§ Instructions for the task
Give every line from the entries that contains "知识源于书本".

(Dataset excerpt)
- - - -

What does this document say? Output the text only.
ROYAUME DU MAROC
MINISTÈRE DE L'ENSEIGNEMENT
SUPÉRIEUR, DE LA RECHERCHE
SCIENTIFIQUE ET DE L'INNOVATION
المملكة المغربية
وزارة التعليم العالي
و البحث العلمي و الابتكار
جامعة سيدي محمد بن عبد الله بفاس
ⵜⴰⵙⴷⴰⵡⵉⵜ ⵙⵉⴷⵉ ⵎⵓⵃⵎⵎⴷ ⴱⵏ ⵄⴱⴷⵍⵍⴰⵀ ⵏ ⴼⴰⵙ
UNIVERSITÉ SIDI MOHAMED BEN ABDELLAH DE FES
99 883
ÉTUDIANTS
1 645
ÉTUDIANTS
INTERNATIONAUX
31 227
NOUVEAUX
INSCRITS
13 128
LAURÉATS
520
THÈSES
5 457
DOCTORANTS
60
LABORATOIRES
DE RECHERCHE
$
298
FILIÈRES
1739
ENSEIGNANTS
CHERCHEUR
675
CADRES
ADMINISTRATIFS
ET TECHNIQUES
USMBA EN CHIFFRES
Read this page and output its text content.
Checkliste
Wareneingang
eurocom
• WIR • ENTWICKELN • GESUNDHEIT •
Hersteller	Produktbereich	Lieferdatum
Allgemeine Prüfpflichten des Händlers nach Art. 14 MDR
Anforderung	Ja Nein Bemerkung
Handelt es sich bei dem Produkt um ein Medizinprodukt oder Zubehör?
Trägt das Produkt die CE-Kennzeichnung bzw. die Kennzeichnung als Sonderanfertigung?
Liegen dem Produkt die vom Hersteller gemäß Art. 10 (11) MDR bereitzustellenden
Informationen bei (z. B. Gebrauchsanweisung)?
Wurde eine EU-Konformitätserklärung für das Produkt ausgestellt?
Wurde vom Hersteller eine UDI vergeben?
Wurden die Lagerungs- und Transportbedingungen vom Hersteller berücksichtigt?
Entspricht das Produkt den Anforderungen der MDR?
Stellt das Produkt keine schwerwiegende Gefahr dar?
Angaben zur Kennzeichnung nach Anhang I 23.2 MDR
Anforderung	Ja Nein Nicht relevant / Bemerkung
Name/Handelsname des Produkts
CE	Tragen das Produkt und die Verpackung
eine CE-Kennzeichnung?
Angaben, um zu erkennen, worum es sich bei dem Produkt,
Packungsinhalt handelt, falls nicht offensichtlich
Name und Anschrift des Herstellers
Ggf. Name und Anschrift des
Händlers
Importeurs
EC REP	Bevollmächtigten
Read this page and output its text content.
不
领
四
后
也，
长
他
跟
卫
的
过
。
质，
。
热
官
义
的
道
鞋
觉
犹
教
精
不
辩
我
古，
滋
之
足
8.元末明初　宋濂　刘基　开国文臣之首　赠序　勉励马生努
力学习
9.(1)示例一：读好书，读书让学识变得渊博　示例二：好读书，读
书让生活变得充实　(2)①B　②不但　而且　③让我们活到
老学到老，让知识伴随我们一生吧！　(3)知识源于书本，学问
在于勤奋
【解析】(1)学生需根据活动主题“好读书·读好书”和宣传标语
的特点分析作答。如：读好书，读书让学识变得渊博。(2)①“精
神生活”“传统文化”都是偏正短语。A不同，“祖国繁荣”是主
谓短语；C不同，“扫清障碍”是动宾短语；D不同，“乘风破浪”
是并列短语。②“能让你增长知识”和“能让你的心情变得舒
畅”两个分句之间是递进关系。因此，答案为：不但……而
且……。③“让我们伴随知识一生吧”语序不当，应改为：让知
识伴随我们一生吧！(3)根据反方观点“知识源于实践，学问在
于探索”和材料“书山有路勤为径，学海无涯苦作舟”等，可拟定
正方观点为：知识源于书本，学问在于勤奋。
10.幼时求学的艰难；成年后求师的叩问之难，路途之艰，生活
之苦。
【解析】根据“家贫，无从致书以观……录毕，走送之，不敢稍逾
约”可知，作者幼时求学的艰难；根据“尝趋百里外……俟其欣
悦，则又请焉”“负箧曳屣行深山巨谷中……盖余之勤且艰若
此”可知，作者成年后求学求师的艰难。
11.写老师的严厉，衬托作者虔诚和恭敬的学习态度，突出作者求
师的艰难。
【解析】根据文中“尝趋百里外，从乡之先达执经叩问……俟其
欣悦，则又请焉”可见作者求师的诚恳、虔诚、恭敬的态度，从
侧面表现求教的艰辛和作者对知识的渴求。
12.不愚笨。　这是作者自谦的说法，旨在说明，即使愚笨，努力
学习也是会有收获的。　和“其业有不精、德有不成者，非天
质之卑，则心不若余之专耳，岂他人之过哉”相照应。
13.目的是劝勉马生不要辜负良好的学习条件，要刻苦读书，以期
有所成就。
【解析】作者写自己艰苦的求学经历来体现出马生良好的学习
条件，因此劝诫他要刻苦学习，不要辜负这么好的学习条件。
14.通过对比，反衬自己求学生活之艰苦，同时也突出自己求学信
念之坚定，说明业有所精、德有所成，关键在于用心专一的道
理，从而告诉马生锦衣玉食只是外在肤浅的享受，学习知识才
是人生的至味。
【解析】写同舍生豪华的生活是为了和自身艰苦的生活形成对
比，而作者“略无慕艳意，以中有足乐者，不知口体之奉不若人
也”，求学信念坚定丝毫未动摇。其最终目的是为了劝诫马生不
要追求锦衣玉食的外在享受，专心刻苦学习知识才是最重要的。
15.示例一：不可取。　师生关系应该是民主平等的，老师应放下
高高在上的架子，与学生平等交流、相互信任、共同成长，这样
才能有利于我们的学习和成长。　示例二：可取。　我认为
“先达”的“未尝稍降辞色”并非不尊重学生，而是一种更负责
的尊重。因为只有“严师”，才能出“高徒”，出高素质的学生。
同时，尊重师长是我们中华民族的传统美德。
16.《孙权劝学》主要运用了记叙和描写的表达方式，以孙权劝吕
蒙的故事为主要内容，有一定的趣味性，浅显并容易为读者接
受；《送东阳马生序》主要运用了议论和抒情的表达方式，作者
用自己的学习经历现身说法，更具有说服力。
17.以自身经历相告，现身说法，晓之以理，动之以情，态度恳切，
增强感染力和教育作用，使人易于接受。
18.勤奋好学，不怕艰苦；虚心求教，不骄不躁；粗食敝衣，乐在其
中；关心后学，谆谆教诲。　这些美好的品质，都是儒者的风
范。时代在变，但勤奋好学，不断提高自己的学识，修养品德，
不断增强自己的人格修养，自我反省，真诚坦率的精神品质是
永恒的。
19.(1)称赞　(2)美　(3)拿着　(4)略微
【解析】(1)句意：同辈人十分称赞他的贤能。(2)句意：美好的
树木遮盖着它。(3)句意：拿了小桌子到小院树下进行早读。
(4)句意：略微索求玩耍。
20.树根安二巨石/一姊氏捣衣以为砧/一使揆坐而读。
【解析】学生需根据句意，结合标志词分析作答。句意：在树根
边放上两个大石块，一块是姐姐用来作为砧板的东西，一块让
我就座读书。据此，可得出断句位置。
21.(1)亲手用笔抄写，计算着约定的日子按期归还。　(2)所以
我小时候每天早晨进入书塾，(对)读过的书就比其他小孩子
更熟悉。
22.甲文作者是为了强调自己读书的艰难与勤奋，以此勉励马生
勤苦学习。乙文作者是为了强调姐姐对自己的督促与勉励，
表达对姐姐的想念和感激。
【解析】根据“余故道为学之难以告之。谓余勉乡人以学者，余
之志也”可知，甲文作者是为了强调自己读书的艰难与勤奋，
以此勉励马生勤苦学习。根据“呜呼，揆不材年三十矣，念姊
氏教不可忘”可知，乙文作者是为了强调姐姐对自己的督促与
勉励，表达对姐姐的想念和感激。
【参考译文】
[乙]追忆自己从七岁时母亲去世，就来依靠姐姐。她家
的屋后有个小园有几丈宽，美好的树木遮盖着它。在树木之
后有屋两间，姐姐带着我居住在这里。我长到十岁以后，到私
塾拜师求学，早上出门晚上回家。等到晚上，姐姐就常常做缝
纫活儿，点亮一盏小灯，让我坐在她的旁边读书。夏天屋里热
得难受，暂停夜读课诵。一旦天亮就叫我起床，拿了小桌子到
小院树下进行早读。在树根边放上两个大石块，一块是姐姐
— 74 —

- - - -

§ The solution
老学到老，让知识伴随我们一生吧！　(3)知识源于书本，学问
正方观点为：知识源于书本，学问在于勤奋。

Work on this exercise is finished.